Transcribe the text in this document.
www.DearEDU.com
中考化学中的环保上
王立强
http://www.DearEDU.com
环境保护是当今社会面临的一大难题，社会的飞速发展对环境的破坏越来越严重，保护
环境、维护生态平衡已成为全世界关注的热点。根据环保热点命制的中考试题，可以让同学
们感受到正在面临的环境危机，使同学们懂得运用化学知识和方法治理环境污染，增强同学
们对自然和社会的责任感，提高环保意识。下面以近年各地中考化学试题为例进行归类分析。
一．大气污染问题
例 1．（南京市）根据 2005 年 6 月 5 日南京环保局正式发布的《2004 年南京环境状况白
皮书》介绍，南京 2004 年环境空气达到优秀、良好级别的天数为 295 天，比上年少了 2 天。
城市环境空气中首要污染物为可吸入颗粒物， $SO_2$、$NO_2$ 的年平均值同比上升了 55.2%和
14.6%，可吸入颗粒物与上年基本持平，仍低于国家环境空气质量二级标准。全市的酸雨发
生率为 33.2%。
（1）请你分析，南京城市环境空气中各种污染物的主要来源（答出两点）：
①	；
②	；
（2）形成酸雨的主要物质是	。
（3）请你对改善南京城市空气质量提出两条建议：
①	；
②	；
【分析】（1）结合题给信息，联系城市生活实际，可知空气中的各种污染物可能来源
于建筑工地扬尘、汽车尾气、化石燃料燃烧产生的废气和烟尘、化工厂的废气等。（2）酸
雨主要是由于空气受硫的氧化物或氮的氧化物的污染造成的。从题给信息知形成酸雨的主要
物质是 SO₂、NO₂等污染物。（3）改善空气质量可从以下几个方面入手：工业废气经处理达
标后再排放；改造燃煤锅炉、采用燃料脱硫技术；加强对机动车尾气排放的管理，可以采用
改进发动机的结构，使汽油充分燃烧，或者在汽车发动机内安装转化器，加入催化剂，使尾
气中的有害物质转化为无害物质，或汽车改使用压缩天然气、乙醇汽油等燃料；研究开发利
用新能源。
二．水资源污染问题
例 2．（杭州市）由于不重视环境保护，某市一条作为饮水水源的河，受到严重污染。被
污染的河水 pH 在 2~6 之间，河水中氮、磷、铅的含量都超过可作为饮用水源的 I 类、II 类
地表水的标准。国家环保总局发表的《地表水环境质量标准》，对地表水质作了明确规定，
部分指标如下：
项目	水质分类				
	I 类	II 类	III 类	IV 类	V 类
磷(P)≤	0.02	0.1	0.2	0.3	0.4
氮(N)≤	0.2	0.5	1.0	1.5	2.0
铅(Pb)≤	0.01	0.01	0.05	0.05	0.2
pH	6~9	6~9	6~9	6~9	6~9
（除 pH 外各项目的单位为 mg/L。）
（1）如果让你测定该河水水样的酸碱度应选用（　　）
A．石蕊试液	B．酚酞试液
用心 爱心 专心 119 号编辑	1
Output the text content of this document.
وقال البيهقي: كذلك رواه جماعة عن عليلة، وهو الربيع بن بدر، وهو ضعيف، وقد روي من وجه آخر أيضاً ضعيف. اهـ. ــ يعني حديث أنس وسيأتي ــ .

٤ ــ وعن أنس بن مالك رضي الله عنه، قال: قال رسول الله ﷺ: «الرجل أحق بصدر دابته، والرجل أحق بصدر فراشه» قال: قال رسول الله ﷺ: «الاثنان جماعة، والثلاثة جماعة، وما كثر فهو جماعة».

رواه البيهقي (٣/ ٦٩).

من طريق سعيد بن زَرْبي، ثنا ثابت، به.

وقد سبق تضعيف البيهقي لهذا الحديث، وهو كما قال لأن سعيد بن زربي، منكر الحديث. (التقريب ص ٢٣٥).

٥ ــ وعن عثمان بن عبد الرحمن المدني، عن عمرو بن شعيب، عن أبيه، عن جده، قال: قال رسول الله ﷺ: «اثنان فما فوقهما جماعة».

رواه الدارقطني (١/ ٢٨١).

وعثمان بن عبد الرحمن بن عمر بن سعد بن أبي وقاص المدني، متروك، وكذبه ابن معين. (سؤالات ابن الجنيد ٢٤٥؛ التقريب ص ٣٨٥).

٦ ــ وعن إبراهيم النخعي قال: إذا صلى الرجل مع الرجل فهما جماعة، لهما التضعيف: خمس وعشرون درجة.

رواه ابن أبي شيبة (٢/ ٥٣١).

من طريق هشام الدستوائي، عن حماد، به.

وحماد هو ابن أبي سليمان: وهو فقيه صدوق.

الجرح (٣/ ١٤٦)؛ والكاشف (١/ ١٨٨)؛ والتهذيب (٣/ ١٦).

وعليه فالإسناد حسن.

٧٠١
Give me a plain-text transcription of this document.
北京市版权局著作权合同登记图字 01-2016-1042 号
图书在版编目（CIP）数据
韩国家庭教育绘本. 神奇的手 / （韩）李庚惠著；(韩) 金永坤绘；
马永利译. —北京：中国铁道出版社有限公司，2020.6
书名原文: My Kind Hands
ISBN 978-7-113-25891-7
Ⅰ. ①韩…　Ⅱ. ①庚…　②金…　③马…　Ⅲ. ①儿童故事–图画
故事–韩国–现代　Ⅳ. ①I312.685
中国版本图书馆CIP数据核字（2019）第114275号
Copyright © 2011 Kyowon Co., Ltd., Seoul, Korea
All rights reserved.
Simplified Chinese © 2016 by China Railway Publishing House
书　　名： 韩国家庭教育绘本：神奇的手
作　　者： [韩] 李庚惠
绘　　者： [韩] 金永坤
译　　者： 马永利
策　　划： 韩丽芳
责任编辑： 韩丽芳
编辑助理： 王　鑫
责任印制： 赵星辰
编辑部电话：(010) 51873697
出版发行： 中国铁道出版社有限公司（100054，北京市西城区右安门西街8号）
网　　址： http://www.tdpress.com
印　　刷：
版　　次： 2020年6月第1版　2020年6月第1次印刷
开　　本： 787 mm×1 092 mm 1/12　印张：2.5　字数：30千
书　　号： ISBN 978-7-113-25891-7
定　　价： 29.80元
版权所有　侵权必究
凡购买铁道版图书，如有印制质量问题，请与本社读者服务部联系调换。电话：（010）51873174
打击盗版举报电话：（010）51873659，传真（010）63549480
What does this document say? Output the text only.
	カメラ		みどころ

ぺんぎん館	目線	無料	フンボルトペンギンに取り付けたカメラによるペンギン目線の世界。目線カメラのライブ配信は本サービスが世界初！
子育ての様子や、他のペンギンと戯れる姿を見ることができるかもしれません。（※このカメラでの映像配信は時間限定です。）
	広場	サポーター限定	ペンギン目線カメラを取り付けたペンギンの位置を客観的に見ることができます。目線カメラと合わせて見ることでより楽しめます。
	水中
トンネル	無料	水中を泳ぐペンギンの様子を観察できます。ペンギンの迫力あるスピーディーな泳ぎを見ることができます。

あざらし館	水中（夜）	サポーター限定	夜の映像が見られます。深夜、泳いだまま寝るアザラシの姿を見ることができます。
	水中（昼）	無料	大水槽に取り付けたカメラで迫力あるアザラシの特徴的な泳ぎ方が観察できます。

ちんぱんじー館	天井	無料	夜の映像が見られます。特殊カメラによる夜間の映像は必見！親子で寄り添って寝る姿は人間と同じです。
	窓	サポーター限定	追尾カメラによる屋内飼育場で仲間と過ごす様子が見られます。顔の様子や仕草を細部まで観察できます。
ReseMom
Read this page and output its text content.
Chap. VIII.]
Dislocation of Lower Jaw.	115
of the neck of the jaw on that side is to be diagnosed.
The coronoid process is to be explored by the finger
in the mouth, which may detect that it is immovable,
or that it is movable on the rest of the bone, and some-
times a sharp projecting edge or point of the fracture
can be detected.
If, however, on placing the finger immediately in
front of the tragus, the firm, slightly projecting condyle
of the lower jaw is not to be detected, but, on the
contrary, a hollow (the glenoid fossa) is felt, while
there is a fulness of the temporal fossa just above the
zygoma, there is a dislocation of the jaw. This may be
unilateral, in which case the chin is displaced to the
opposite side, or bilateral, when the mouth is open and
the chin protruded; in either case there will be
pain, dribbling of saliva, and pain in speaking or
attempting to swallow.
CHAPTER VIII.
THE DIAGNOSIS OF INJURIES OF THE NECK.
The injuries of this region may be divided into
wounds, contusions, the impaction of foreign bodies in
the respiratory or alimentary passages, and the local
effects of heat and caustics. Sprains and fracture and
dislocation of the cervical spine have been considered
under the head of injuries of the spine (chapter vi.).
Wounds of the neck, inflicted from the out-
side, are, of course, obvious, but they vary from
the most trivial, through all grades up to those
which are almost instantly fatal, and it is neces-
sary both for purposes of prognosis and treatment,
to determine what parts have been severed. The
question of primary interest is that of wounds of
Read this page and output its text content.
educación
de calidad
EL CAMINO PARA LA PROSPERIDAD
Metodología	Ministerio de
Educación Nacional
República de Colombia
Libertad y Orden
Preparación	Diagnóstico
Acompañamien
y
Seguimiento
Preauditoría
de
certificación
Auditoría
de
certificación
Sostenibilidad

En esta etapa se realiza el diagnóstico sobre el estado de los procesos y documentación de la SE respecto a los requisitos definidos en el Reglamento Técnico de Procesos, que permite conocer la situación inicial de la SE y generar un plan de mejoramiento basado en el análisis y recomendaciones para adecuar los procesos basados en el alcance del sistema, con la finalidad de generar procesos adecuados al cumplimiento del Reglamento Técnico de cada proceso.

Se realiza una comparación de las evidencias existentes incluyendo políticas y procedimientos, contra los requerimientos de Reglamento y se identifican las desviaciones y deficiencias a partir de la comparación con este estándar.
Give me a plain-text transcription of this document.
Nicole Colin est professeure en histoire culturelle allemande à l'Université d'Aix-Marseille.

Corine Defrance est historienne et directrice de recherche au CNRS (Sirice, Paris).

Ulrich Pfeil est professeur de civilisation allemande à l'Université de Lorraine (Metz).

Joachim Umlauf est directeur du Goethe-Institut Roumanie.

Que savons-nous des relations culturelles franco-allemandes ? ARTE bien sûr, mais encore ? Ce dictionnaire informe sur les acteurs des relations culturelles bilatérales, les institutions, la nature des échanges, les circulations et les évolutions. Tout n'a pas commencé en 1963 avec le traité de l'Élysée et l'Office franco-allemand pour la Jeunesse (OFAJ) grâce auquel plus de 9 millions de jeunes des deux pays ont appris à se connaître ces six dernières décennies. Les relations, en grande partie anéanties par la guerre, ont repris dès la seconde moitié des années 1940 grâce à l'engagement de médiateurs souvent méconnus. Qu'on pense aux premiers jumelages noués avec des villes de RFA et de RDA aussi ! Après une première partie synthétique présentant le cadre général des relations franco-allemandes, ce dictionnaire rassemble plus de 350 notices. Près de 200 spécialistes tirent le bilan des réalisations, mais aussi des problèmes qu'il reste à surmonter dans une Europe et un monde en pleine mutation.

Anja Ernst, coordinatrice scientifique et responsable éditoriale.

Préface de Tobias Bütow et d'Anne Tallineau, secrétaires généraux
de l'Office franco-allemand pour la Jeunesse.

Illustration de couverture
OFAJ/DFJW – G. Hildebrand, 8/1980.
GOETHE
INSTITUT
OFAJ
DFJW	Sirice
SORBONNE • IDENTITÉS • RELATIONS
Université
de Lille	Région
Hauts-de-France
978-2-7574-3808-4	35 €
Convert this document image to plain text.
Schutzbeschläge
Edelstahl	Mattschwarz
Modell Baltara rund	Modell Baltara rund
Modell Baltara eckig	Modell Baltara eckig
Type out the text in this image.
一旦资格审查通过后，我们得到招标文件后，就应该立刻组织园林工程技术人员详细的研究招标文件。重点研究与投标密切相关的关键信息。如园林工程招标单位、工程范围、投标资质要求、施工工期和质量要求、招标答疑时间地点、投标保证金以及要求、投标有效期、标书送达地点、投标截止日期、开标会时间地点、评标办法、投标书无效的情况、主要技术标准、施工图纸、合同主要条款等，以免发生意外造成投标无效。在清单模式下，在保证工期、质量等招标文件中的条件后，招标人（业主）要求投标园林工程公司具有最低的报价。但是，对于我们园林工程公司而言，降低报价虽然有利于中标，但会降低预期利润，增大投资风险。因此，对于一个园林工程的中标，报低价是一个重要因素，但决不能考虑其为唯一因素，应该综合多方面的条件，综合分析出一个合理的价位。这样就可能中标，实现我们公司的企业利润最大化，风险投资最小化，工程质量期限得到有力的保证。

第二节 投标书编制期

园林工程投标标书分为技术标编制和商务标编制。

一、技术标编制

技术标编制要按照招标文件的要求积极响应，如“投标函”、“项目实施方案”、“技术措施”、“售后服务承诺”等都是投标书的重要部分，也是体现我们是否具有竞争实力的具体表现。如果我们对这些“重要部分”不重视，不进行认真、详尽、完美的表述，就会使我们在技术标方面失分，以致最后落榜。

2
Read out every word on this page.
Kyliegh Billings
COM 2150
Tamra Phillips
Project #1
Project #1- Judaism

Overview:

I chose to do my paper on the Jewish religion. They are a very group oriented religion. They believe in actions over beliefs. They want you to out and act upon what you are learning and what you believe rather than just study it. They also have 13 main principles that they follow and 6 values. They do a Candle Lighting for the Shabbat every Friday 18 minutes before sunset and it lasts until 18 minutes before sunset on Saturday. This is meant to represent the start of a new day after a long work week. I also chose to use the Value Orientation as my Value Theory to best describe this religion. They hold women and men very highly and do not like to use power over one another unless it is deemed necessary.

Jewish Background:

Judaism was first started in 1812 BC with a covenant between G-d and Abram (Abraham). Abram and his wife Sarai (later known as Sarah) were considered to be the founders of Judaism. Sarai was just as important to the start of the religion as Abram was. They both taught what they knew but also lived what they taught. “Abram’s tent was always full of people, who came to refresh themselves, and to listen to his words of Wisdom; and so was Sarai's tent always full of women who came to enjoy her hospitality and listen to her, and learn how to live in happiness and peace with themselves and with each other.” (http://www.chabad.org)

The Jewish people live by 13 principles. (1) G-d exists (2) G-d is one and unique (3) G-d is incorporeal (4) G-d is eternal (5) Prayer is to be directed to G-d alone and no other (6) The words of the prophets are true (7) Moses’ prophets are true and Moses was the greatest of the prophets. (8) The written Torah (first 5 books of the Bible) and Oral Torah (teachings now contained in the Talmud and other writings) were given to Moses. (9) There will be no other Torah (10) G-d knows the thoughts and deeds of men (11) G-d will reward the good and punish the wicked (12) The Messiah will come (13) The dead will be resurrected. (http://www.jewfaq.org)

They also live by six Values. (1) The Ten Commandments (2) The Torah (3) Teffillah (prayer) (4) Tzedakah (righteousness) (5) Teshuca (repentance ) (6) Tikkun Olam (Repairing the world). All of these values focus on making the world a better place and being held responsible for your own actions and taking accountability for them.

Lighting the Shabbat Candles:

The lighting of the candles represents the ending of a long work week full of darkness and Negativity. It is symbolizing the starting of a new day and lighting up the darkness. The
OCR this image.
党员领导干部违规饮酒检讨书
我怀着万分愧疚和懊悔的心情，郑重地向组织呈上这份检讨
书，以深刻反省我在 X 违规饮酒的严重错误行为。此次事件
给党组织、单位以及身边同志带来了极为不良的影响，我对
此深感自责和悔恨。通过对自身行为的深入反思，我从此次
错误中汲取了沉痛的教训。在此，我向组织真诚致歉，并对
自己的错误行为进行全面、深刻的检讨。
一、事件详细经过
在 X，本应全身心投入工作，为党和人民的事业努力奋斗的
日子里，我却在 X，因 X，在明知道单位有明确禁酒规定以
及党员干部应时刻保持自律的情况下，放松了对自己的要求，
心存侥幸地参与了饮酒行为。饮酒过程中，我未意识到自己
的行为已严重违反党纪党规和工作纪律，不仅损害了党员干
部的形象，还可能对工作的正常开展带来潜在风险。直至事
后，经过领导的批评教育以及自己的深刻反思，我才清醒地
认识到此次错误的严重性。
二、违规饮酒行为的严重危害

^^^^^^^^

■ Work required ■
Identify each line holding the string "سعيد", and copy it out.

■ Result for this exercise ■
من طريق سعيد بن زَرْبي، ثنا ثابت، به.
وقد سبق تضعيف البيهقي لهذا الحديث، وهو كما قال لأن سعيد بن زربي، منكر الحديث. (التقريب ص ٢٣٥).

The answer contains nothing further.